WHAT TO PRODUCE — Compute the number of lines that include the string "normal", then output that number and nothing else.

## begin DATA SUPPLIED

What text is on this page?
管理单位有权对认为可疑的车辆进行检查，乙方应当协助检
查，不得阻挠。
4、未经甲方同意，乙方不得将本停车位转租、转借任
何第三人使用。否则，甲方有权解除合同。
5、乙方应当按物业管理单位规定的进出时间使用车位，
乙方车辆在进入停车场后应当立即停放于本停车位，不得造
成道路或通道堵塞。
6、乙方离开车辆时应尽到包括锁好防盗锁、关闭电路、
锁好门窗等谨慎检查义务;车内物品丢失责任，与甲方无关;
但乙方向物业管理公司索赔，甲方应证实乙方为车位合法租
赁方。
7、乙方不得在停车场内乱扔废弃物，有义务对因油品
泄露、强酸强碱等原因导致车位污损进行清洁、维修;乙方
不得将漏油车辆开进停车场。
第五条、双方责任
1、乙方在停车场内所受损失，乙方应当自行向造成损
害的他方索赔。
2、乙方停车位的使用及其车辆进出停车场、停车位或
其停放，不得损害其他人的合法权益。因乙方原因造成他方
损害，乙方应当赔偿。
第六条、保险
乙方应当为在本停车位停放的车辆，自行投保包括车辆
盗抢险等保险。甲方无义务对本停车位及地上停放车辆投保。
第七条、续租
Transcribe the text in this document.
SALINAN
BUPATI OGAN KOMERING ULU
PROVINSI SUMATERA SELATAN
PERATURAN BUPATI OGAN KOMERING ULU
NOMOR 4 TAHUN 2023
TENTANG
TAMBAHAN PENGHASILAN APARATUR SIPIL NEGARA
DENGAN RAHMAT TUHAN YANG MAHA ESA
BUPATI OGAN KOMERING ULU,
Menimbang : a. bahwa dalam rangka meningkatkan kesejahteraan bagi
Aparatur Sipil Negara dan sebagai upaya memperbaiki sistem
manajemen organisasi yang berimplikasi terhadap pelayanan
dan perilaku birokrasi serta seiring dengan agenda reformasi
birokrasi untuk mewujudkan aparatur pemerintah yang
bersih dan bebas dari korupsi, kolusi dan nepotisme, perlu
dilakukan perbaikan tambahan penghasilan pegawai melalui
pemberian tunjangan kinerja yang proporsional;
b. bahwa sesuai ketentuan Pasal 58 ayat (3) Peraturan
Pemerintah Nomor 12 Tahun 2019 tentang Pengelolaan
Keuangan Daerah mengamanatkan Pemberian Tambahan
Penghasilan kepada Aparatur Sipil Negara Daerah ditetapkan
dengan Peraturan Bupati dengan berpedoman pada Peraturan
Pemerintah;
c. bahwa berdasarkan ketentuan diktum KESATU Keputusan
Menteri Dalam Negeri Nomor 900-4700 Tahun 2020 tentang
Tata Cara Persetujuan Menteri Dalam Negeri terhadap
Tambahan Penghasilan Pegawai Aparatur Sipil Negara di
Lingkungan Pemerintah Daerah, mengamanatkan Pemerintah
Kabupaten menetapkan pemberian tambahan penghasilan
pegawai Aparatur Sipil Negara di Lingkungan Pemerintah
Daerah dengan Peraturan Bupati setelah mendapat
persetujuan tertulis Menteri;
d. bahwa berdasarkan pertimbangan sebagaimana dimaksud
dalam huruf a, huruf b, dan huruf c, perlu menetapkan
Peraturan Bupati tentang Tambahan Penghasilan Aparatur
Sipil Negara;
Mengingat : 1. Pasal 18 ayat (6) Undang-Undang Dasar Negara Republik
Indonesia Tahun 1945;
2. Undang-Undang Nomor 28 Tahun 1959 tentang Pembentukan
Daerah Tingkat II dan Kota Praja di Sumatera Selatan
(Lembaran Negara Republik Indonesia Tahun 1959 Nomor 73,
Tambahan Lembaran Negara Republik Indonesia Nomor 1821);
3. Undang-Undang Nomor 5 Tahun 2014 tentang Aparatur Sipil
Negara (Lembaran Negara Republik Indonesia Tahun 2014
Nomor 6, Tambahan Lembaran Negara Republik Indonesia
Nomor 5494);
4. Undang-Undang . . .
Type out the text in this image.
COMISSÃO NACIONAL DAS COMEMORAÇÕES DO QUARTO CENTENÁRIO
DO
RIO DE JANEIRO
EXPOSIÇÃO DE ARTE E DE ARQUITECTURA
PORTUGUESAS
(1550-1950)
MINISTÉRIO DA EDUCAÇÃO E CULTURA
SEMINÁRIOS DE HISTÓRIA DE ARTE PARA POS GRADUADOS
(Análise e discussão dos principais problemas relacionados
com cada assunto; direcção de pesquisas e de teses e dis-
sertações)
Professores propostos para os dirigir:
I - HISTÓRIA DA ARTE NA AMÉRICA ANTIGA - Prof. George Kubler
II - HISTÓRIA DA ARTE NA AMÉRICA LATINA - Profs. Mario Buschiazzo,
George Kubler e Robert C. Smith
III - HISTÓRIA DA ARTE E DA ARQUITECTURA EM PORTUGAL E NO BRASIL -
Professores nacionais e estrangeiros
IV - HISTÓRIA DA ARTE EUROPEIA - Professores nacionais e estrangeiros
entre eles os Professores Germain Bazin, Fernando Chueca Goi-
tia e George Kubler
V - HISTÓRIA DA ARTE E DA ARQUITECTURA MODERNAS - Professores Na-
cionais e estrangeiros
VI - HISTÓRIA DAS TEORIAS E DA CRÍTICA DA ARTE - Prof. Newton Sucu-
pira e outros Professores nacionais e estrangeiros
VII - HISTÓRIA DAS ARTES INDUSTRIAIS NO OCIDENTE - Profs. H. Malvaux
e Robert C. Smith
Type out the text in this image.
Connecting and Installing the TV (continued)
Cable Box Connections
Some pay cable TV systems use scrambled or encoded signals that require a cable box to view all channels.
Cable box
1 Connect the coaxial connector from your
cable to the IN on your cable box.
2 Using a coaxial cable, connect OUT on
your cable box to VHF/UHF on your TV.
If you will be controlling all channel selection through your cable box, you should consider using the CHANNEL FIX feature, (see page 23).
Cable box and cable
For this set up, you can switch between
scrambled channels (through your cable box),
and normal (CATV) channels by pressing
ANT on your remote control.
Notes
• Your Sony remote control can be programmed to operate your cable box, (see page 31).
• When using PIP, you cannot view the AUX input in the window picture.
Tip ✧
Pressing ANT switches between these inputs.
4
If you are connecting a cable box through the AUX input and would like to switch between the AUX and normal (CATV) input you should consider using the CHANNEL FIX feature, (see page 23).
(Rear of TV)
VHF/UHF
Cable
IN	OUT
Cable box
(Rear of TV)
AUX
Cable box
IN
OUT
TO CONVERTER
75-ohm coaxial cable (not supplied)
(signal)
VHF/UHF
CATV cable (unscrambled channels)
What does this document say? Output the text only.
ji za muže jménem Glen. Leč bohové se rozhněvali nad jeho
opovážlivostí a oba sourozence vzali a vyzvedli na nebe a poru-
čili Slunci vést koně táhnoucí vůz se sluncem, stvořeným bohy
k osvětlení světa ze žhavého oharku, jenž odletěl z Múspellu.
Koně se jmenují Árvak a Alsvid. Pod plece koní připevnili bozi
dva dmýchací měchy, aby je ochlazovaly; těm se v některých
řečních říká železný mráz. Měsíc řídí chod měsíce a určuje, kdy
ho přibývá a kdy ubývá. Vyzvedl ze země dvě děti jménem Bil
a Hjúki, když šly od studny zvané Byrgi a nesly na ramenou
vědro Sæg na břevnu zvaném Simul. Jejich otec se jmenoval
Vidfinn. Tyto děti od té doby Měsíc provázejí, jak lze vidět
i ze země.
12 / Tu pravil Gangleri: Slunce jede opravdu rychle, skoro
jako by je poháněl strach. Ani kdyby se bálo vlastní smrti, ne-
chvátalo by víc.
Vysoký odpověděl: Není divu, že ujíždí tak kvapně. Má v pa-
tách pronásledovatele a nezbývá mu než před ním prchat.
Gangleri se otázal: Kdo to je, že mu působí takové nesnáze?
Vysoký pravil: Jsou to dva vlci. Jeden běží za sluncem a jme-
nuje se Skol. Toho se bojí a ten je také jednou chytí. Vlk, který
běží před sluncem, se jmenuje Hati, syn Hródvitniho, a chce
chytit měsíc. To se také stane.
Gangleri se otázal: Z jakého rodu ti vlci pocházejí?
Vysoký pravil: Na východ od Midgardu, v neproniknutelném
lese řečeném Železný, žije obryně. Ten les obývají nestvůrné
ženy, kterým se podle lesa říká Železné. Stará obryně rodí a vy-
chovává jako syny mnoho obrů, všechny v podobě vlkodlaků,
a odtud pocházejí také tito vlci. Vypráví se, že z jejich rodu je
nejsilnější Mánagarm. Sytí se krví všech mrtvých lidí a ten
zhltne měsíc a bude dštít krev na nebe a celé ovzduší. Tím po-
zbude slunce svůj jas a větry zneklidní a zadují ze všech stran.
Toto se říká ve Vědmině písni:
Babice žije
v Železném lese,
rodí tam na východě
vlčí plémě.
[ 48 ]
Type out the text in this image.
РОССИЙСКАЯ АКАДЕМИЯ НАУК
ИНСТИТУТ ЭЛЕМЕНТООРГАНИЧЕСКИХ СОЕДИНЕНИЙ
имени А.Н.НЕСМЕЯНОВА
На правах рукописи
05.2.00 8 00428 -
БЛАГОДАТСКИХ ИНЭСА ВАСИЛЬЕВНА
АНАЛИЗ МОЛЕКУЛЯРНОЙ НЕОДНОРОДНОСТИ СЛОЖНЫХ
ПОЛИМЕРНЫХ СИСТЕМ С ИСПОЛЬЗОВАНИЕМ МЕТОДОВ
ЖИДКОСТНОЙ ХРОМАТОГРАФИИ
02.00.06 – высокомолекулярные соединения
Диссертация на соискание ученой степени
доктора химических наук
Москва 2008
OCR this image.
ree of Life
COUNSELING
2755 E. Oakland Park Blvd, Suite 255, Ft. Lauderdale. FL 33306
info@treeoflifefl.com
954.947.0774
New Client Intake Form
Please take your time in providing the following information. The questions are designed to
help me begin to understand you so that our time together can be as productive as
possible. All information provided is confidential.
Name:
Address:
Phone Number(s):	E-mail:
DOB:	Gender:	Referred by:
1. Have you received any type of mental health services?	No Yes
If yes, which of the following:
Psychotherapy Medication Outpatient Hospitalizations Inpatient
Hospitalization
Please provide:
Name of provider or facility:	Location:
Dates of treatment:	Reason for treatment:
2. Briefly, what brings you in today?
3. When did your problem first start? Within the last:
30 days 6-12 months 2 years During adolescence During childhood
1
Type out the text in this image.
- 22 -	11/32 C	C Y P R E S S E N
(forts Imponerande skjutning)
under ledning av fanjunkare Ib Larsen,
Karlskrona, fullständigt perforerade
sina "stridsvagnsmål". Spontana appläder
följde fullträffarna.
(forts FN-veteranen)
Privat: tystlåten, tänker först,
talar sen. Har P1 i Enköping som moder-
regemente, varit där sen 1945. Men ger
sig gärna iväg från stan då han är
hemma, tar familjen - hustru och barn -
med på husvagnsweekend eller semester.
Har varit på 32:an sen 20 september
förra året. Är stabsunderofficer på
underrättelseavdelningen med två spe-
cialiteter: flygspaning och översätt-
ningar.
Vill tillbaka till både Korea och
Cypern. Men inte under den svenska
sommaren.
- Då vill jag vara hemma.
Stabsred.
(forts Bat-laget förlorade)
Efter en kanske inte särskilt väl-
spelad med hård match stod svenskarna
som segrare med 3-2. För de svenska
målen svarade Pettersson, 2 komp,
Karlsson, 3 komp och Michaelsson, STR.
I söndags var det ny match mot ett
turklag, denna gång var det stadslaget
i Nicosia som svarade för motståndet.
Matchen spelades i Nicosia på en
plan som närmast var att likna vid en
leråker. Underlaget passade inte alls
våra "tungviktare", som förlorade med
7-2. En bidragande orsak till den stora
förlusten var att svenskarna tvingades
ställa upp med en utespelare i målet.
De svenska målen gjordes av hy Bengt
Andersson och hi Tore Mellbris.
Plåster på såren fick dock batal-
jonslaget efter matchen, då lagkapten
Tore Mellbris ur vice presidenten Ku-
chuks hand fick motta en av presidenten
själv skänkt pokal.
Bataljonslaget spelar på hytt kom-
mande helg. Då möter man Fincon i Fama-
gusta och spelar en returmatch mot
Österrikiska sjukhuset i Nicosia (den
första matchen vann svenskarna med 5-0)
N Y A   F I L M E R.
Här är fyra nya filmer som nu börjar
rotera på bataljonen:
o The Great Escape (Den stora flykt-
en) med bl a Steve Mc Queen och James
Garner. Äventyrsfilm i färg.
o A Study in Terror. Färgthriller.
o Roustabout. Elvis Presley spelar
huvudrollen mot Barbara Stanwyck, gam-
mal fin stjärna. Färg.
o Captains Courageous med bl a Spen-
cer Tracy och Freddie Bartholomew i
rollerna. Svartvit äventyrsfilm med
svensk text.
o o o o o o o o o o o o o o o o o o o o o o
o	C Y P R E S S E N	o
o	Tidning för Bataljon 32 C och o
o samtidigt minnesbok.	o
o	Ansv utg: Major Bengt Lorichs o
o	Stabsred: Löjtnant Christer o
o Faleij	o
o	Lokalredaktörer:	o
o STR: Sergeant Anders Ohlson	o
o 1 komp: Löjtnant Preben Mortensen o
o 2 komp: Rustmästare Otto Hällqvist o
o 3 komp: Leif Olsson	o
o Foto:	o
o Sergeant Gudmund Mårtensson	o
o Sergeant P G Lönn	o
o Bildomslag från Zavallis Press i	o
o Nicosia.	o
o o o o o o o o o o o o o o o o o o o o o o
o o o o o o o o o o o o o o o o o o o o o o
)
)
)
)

## end DATA SUPPLIED

ANSWER — 2